## To do
Search the material below for the string "ntdll" and extract each line that has it.

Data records
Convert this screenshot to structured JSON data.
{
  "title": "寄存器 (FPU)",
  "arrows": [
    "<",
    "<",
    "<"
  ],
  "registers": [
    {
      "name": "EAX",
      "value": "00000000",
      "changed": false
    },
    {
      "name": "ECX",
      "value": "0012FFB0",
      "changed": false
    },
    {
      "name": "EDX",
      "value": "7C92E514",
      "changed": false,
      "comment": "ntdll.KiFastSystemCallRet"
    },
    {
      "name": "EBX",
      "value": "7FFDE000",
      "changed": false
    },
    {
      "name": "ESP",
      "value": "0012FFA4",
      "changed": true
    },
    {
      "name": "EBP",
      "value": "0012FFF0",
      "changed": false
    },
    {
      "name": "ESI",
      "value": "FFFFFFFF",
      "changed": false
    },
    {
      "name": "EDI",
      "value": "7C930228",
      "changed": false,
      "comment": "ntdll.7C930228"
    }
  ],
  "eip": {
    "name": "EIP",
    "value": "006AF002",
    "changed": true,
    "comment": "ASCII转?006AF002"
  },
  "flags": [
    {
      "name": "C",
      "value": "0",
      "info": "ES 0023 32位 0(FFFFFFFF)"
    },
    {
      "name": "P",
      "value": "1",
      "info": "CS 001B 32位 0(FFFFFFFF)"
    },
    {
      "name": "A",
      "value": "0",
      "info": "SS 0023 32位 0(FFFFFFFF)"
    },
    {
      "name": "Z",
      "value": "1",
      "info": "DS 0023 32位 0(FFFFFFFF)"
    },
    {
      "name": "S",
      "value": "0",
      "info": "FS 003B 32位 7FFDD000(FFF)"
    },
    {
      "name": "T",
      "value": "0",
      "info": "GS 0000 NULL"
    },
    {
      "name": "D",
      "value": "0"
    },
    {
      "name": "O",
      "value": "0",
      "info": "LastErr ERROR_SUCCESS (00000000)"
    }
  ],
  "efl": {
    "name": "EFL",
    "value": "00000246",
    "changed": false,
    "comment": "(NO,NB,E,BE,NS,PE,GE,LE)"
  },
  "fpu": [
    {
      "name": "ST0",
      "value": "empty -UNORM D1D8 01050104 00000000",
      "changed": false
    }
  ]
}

## Solved exercise
      "comment": "ntdll.KiFastSystemCallRet"
      "comment": "ntdll.7C930228"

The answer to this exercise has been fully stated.